## Source records
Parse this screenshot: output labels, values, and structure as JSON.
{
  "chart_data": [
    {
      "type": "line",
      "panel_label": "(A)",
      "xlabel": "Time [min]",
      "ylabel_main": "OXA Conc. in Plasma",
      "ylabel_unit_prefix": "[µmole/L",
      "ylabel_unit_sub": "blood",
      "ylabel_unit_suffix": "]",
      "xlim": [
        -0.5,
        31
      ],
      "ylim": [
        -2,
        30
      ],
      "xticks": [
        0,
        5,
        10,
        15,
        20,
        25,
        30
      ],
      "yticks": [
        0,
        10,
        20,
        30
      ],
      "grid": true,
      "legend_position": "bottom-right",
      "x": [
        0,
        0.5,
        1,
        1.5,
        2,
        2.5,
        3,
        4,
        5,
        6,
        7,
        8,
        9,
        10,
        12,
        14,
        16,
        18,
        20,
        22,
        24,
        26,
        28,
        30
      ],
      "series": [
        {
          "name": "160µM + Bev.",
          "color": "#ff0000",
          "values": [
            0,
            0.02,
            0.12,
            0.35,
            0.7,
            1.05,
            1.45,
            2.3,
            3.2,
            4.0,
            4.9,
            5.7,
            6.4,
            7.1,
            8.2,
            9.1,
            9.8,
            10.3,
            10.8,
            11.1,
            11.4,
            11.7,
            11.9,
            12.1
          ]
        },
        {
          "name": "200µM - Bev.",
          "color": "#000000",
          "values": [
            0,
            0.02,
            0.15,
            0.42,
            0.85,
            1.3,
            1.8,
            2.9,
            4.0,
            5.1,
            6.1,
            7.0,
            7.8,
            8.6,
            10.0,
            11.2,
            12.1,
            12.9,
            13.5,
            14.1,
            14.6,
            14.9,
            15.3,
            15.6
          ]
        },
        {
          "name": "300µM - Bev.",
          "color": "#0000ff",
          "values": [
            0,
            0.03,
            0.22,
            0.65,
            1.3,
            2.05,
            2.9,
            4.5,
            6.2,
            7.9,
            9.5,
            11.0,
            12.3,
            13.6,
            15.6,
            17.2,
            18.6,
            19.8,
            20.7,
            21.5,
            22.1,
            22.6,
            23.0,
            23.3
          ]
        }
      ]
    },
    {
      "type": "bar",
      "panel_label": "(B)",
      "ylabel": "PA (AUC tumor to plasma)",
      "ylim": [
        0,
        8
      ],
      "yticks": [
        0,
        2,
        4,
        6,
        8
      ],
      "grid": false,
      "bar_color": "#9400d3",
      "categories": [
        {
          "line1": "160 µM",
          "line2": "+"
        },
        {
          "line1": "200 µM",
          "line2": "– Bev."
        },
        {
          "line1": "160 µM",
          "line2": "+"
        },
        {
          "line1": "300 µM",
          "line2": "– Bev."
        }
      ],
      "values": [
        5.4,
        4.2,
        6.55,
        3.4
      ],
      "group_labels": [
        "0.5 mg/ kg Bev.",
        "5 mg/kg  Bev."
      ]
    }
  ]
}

## Task statement
Transcribe the records above exactly as they appear.

## Exercise solution
Parse this screenshot: output labels, values, and structure as JSON.
{
  "chart_data": [
    {
      "type": "line",
      "panel_label": "(A)",
      "xlabel": "Time [min]",
      "ylabel_main": "OXA Conc. in Plasma",
      "ylabel_unit_prefix": "[µmole/L",
      "ylabel_unit_sub": "blood",
      "ylabel_unit_suffix": "]",
      "xlim": [
        -0.5,
        31
      ],
      "ylim": [
        -2,
        30
      ],
      "xticks": [
        0,
        5,
        10,
        15,
        20,
        25,
        30
      ],
      "yticks": [
        0,
        10,
        20,
        30
      ],
      "grid": true,
      "legend_position": "bottom-right",
      "x": [
        0,
        0.5,
        1,
        1.5,
        2,
        2.5,
        3,
        4,
        5,
        6,
        7,
        8,
        9,
        10,
        12,
        14,
        16,
        18,
        20,
        22,
        24,
        26,
        28,
        30
      ],
      "series": [
        {
          "name": "160µM + Bev.",
          "color": "#ff0000",
          "values": [
            0,
            0.02,
            0.12,
            0.35,
            0.7,
            1.05,
            1.45,
            2.3,
            3.2,
            4.0,
            4.9,
            5.7,
            6.4,
            7.1,
            8.2,
            9.1,
            9.8,
            10.3,
            10.8,
            11.1,
            11.4,
            11.7,
            11.9,
            12.1
          ]
        },
        {
          "name": "200µM - Bev.",
          "color": "#000000",
          "values": [
            0,
            0.02,
            0.15,
            0.42,
            0.85,
            1.3,
            1.8,
            2.9,
            4.0,
            5.1,
            6.1,
            7.0,
            7.8,
            8.6,
            10.0,
            11.2,
            12.1,
            12.9,
            13.5,
            14.1,
            14.6,
            14.9,
            15.3,
            15.6
          ]
        },
        {
          "name": "300µM - Bev.",
          "color": "#0000ff",
          "values": [
            0,
            0.03,
            0.22,
            0.65,
            1.3,
            2.05,
            2.9,
            4.5,
            6.2,
            7.9,
            9.5,
            11.0,
            12.3,
            13.6,
            15.6,
            17.2,
            18.6,
            19.8,
            20.7,
            21.5,
            22.1,
            22.6,
            23.0,
            23.3
          ]
        }
      ]
    },
    {
      "type": "bar",
      "panel_label": "(B)",
      "ylabel": "PA (AUC tumor to plasma)",
      "ylim": [
        0,
        8
      ],
      "yticks": [
        0,
        2,
        4,
        6,
        8
      ],
      "grid": false,
      "bar_color": "#9400d3",
      "categories": [
        {
          "line1": "160 µM",
          "line2": "+"
        },
        {
          "line1": "200 µM",
          "line2": "– Bev."
        },
        {
          "line1": "160 µM",
          "line2": "+"
        },
        {
          "line1": "300 µM",
          "line2": "– Bev."
        }
      ],
      "values": [
        5.4,
        4.2,
        6.55,
        3.4
      ],
      "group_labels": [
        "0.5 mg/ kg Bev.",
        "5 mg/kg  Bev."
      ]
    }
  ]
}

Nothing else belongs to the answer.